Exercise brief: The listing below should be printed exactly, every line of it. Skip the pictures.

Input rows:
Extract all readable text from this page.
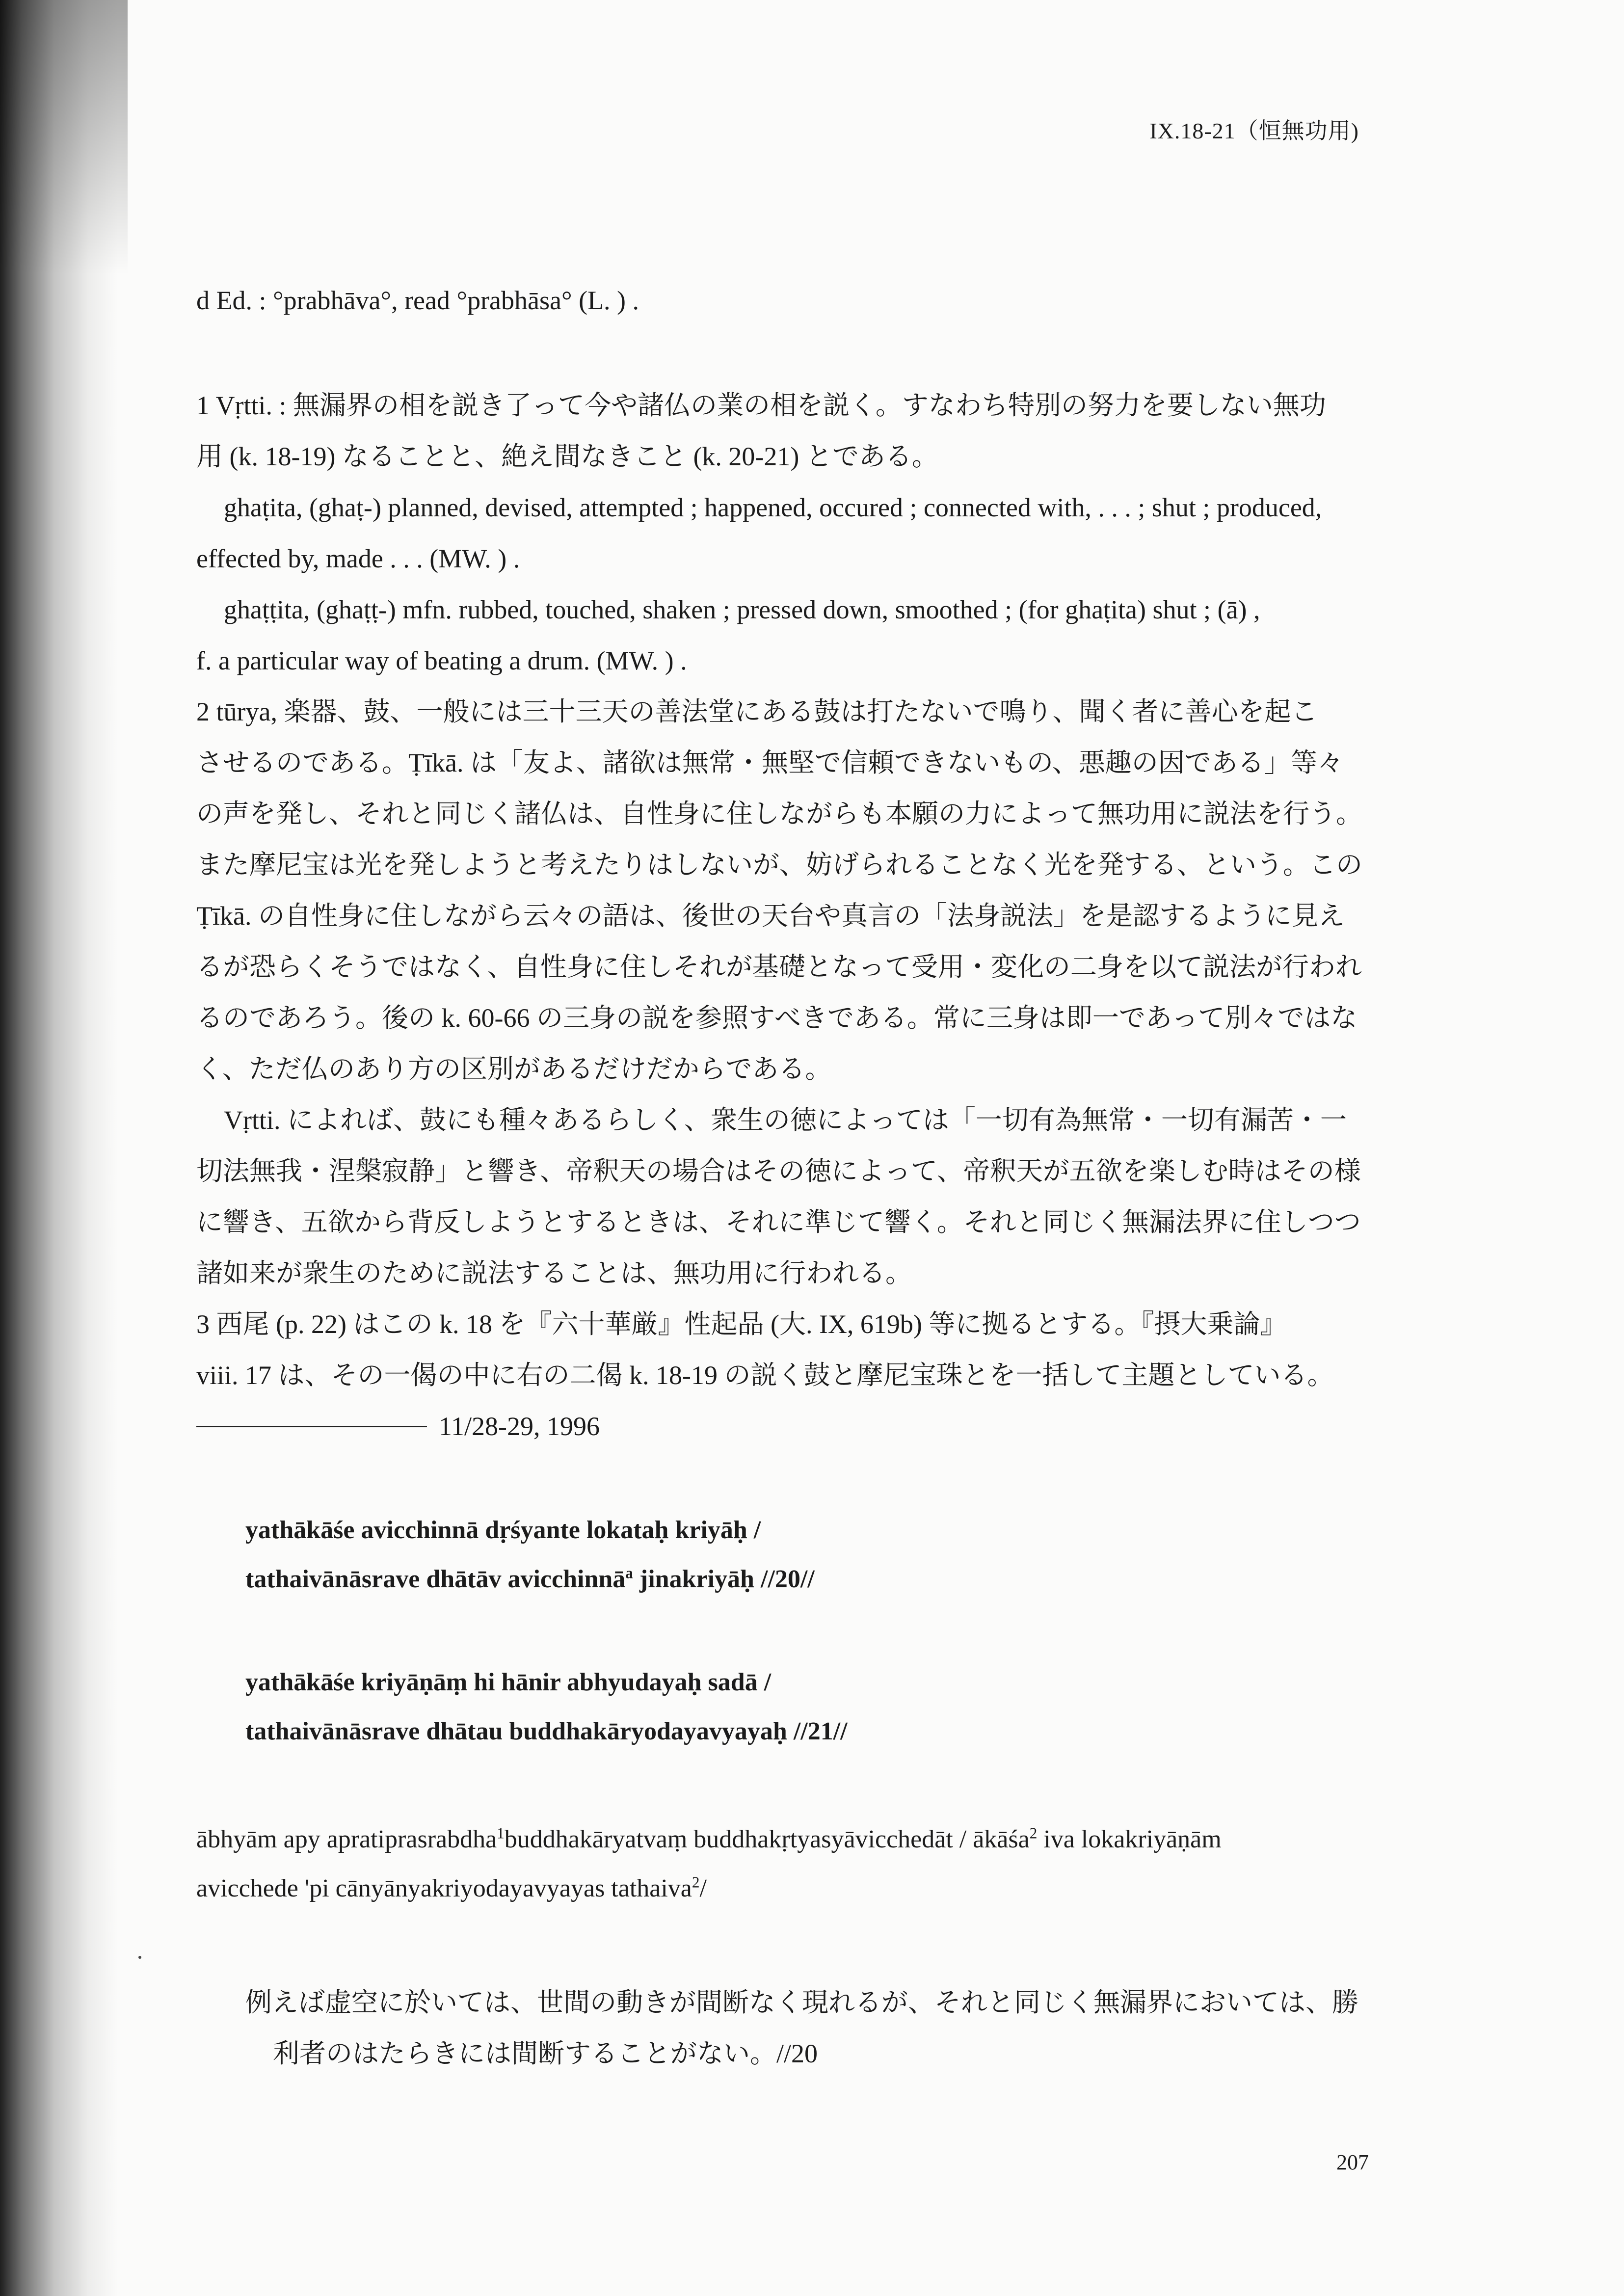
IX.18-21（恒無功用)

d Ed. : °prabhāva°, read °prabhāsa° (L. ) .

1 Vṛtti. : 無漏界の相を説き了って今や諸仏の業の相を説く。すなわち特別の努力を要しない無功

用 (k. 18-19) なることと、絶え間なきこと (k. 20-21) とである。

ghaṭita, (ghaṭ-) planned, devised, attempted ; happened, occured ; connected with, . . . ; shut ; produced,

effected by, made . . . (MW. ) .

ghaṭṭita, (ghaṭṭ-) mfn. rubbed, touched, shaken ; pressed down, smoothed ; (for ghaṭita) shut ; (ā) ,

f. a particular way of beating a drum. (MW. ) .

2 tūrya, 楽器、鼓、一般には三十三天の善法堂にある鼓は打たないで鳴り、聞く者に善心を起こ

させるのである。Ṭīkā. は「友よ、諸欲は無常・無堅で信頼できないもの、悪趣の因である」等々

の声を発し、それと同じく諸仏は、自性身に住しながらも本願の力によって無功用に説法を行う。

また摩尼宝は光を発しようと考えたりはしないが、妨げられることなく光を発する、という。この

Ṭīkā. の自性身に住しながら云々の語は、後世の天台や真言の「法身説法」を是認するように見え

るが恐らくそうではなく、自性身に住しそれが基礎となって受用・変化の二身を以て説法が行われ

るのであろう。後の k. 60-66 の三身の説を参照すべきである。常に三身は即一であって別々ではな

く、ただ仏のあり方の区別があるだけだからである。

Vṛtti. によれば、鼓にも種々あるらしく、衆生の徳によっては「一切有為無常・一切有漏苦・一

切法無我・涅槃寂静」と響き、帝釈天の場合はその徳によって、帝釈天が五欲を楽しむ時はその様

に響き、五欲から背反しようとするときは、それに準じて響く。それと同じく無漏法界に住しつつ

諸如来が衆生のために説法することは、無功用に行われる。

3 西尾 (p. 22) はこの k. 18 を『六十華厳』性起品 (大. IX, 619b) 等に拠るとする。『摂大乗論』

viii. 17 は、その一偈の中に右の二偈 k. 18-19 の説く鼓と摩尼宝珠とを一括して主題としている。

11/28-29, 1996

yathākāśe avicchinnā dṛśyante lokataḥ kriyāḥ /

tathaivānāsrave dhātāv avicchinnā$^a$ jinakriyāḥ //20//

yathākāśe kriyāṇāṃ hi hānir abhyudayaḥ sadā /

tathaivānāsrave dhātau buddhakāryodayavyayaḥ //21//

ābhyām apy apratiprasrabdha$^1$buddhakāryatvaṃ buddhakṛtyasyāvicchedāt / ākāśa$^2$ iva lokakriyāṇām

avicchede 'pi cānyānyakriyodayavyayas tathaiva$^2$/

例えば虚空に於いては、世間の動きが間断なく現れるが、それと同じく無漏界においては、勝

利者のはたらきには間断することがない。//20

207
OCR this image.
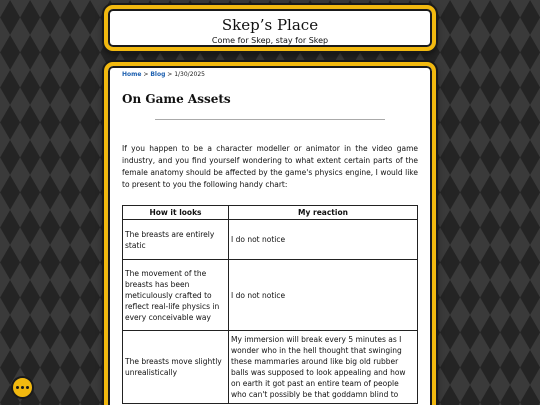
Skep’s Place
Come for Skep, stay for Skep
Home > Blog > 1/30/2025
On Game Assets

If you happen to be a character modeller or animator in the video game industry, and you find yourself wondering to what extent certain parts of the female anatomy should be affected by the game's physics engine, I would like to present to you the following handy chart:

How it looks	My reaction
The breasts are entirely static	I do not notice
The movement of the breasts has been meticulously crafted to reflect real-life physics in every conceivable way	I do not notice
The breasts move slightly unrealistically	My immersion will break every 5 minutes as I wonder who in the hell thought that swinging these mammaries around like big old rubber balls was supposed to look appealing and how on earth it got past an entire team of people who can't possibly be that goddamn blind to
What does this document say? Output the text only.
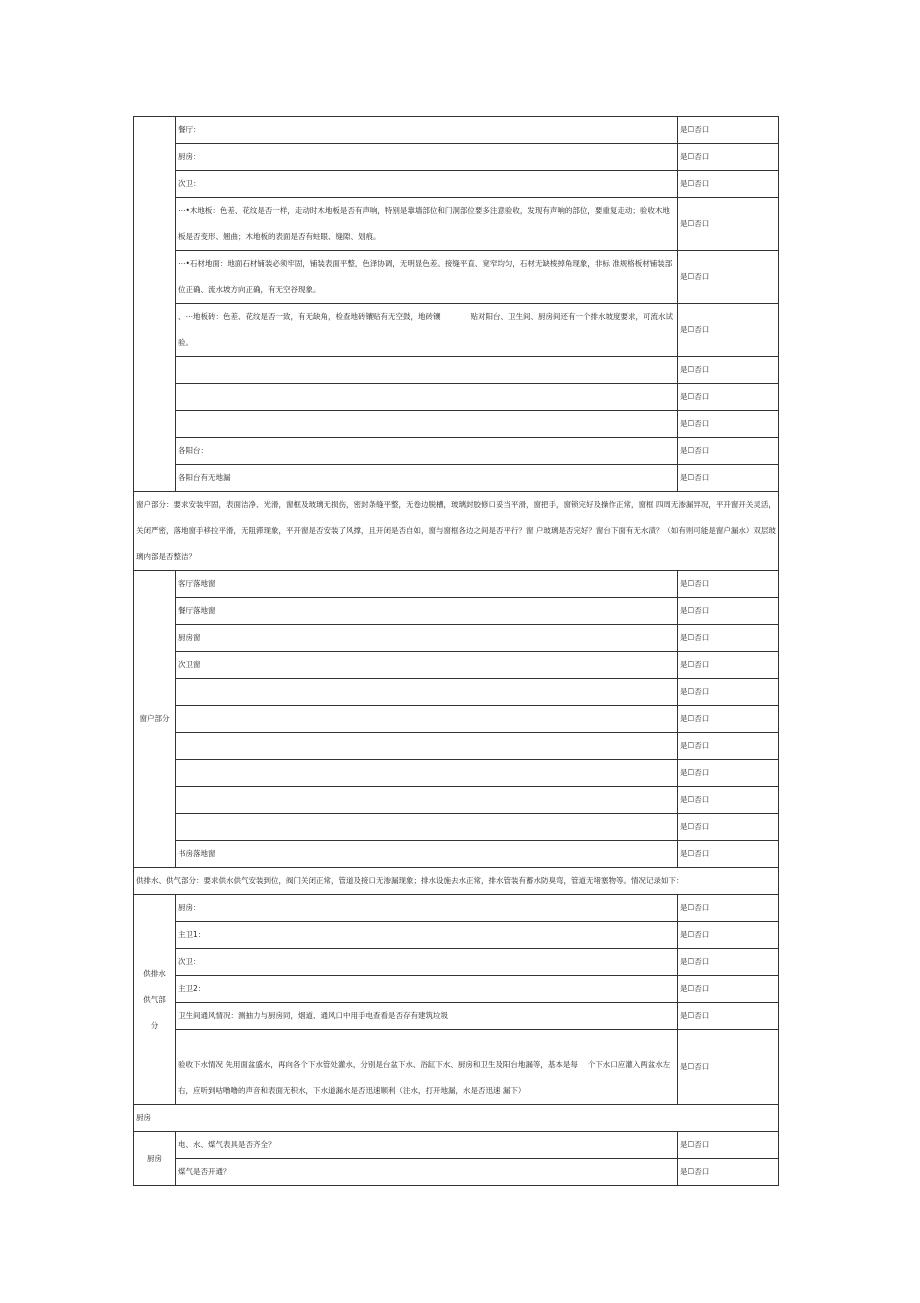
	餐厅：	是☐否口
	厨房：	是☐否口
	次卫：	是☐否口
	⋯•木地板：色差、花纹是否一样，走动时木地板是否有声响，特别是靠墙部位和门洞部位要多注意验收，发现有声响的部位，要重复走动；验收木地板是否变形、翘曲；木地板的表面是否有蛀眼、缝隙、划痕。	是☐否口
	⋯•石材地面：地面石材铺装必须牢固，铺装表面平整，色泽协调，无明显色差。接缝平直、宽窄均匀，石材无缺棱掉角现象，非标 准规格板材铺装部位正确、流水坡方向正确，有无空谷现象。	是☐否口
	、⋯地板砖：色差、花纹是否一致，有无缺角，检查地砖镶贴有无空鼓，地砖镶　　　　贴对阳台、卫生间、厨房间还有一个排水坡度要求，可流水试验。	是☐否口
		是☐否口
		是☐否口
		是☐否口
	各阳台：	是☐否口
	各阳台有无地漏	是☐否口
窗户部分：要求安装牢固，表面洁净、光滑，窗框及玻璃无损伤，密封条缝平整，无卷边脱槽，玻璃封胶修口妥当平滑，窗把手，窗锁完好及操作正常，窗框 四周无渗漏异况，平开窗开关灵活，关闭严密，落地窗手移拉平滑，无阻滞现象，平开窗是否安装了风撑，且开闭是否自如，窗与窗框各边之间是否平行？窗 户玻璃是否完好？窗台下面有无水渍？（如有则可能是窗户漏水）双层玻璃内部是否整洁？		
窗户部分	客厅落地窗	是☐否口
	餐厅落地窗	是☐否口
	厨房窗	是☐否口
	次卫窗	是☐否口
		是☐否口
		是☐否口
		是☐否口
		是☐否口
		是☐否口
		是☐否口
	书房落地窗	是☐否口
供排水、供气部分：要求供水供气安装到位，阀门关闭正常，管道及接口无渗漏现象；排水设施去水正常，排水管装有蓄水防臭弯，管道无堵塞物等。情况记录如下：		
供排水
供气部
分	厨房：	是☐否口
	主卫1：	是☐否口
	次卫：	是☐否口
	主卫2：	是☐否口
	卫生间通风情况：测抽力与厨房同，烟道、通风口中用手电查看是否存有建筑垃圾	是☐否口
	验收下水情况 先用面盆盛水，再向各个下水管处灌水，分别是台盆下水、浴缸下水、厨房和卫生及阳台地漏等，基本是每　 个下水口应灌入两盆水左右，应听到咕噜噜的声音和表面无积水，下水道漏水是否迅速顺利（注水，打开地漏，水是否迅速 漏下）	是☐否口
厨房		
厨房	电、水、煤气表具是否齐全？	是☐否口
	煤气是否开通？	是☐否口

Answer to the exercise:
Extract all readable text from this page.
IX.18-21（恒無功用)

d Ed. : °prabhāva°, read °prabhāsa° (L. ) .

1 Vṛtti. : 無漏界の相を説き了って今や諸仏の業の相を説く。すなわち特別の努力を要しない無功

用 (k. 18-19) なることと、絶え間なきこと (k. 20-21) とである。

ghaṭita, (ghaṭ-) planned, devised, attempted ; happened, occured ; connected with, . . . ; shut ; produced,

effected by, made . . . (MW. ) .

ghaṭṭita, (ghaṭṭ-) mfn. rubbed, touched, shaken ; pressed down, smoothed ; (for ghaṭita) shut ; (ā) ,

f. a particular way of beating a drum. (MW. ) .

2 tūrya, 楽器、鼓、一般には三十三天の善法堂にある鼓は打たないで鳴り、聞く者に善心を起こ

させるのである。Ṭīkā. は「友よ、諸欲は無常・無堅で信頼できないもの、悪趣の因である」等々

の声を発し、それと同じく諸仏は、自性身に住しながらも本願の力によって無功用に説法を行う。

また摩尼宝は光を発しようと考えたりはしないが、妨げられることなく光を発する、という。この

Ṭīkā. の自性身に住しながら云々の語は、後世の天台や真言の「法身説法」を是認するように見え

るが恐らくそうではなく、自性身に住しそれが基礎となって受用・変化の二身を以て説法が行われ

るのであろう。後の k. 60-66 の三身の説を参照すべきである。常に三身は即一であって別々ではな

く、ただ仏のあり方の区別があるだけだからである。

Vṛtti. によれば、鼓にも種々あるらしく、衆生の徳によっては「一切有為無常・一切有漏苦・一

切法無我・涅槃寂静」と響き、帝釈天の場合はその徳によって、帝釈天が五欲を楽しむ時はその様

に響き、五欲から背反しようとするときは、それに準じて響く。それと同じく無漏法界に住しつつ

諸如来が衆生のために説法することは、無功用に行われる。

3 西尾 (p. 22) はこの k. 18 を『六十華厳』性起品 (大. IX, 619b) 等に拠るとする。『摂大乗論』

viii. 17 は、その一偈の中に右の二偈 k. 18-19 の説く鼓と摩尼宝珠とを一括して主題としている。

11/28-29, 1996

yathākāśe avicchinnā dṛśyante lokataḥ kriyāḥ /

tathaivānāsrave dhātāv avicchinnā$^a$ jinakriyāḥ //20//

yathākāśe kriyāṇāṃ hi hānir abhyudayaḥ sadā /

tathaivānāsrave dhātau buddhakāryodayavyayaḥ //21//

ābhyām apy apratiprasrabdha$^1$buddhakāryatvaṃ buddhakṛtyasyāvicchedāt / ākāśa$^2$ iva lokakriyāṇām

avicchede 'pi cānyānyakriyodayavyayas tathaiva$^2$/

例えば虚空に於いては、世間の動きが間断なく現れるが、それと同じく無漏界においては、勝

利者のはたらきには間断することがない。//20

207
OCR this image.
Skep’s Place
Come for Skep, stay for Skep
Home > Blog > 1/30/2025
On Game Assets

If you happen to be a character modeller or animator in the video game industry, and you find yourself wondering to what extent certain parts of the female anatomy should be affected by the game's physics engine, I would like to present to you the following handy chart:

How it looks	My reaction
The breasts are entirely static	I do not notice
The movement of the breasts has been meticulously crafted to reflect real-life physics in every conceivable way	I do not notice
The breasts move slightly unrealistically	My immersion will break every 5 minutes as I wonder who in the hell thought that swinging these mammaries around like big old rubber balls was supposed to look appealing and how on earth it got past an entire team of people who can't possibly be that goddamn blind to
What does this document say? Output the text only.
	餐厅：	是☐否口
	厨房：	是☐否口
	次卫：	是☐否口
	⋯•木地板：色差、花纹是否一样，走动时木地板是否有声响，特别是靠墙部位和门洞部位要多注意验收，发现有声响的部位，要重复走动；验收木地板是否变形、翘曲；木地板的表面是否有蛀眼、缝隙、划痕。	是☐否口
	⋯•石材地面：地面石材铺装必须牢固，铺装表面平整，色泽协调，无明显色差。接缝平直、宽窄均匀，石材无缺棱掉角现象，非标 准规格板材铺装部位正确、流水坡方向正确，有无空谷现象。	是☐否口
	、⋯地板砖：色差、花纹是否一致，有无缺角，检查地砖镶贴有无空鼓，地砖镶　　　　贴对阳台、卫生间、厨房间还有一个排水坡度要求，可流水试验。	是☐否口
		是☐否口
		是☐否口
		是☐否口
	各阳台：	是☐否口
	各阳台有无地漏	是☐否口
窗户部分：要求安装牢固，表面洁净、光滑，窗框及玻璃无损伤，密封条缝平整，无卷边脱槽，玻璃封胶修口妥当平滑，窗把手，窗锁完好及操作正常，窗框 四周无渗漏异况，平开窗开关灵活，关闭严密，落地窗手移拉平滑，无阻滞现象，平开窗是否安装了风撑，且开闭是否自如，窗与窗框各边之间是否平行？窗 户玻璃是否完好？窗台下面有无水渍？（如有则可能是窗户漏水）双层玻璃内部是否整洁？		
窗户部分	客厅落地窗	是☐否口
	餐厅落地窗	是☐否口
	厨房窗	是☐否口
	次卫窗	是☐否口
		是☐否口
		是☐否口
		是☐否口
		是☐否口
		是☐否口
		是☐否口
	书房落地窗	是☐否口
供排水、供气部分：要求供水供气安装到位，阀门关闭正常，管道及接口无渗漏现象；排水设施去水正常，排水管装有蓄水防臭弯，管道无堵塞物等。情况记录如下：		
供排水
供气部
分	厨房：	是☐否口
	主卫1：	是☐否口
	次卫：	是☐否口
	主卫2：	是☐否口
	卫生间通风情况：测抽力与厨房同，烟道、通风口中用手电查看是否存有建筑垃圾	是☐否口
	验收下水情况 先用面盆盛水，再向各个下水管处灌水，分别是台盆下水、浴缸下水、厨房和卫生及阳台地漏等，基本是每　 个下水口应灌入两盆水左右，应听到咕噜噜的声音和表面无积水，下水道漏水是否迅速顺利（注水，打开地漏，水是否迅速 漏下）	是☐否口
厨房		
厨房	电、水、煤气表具是否齐全？	是☐否口
	煤气是否开通？	是☐否口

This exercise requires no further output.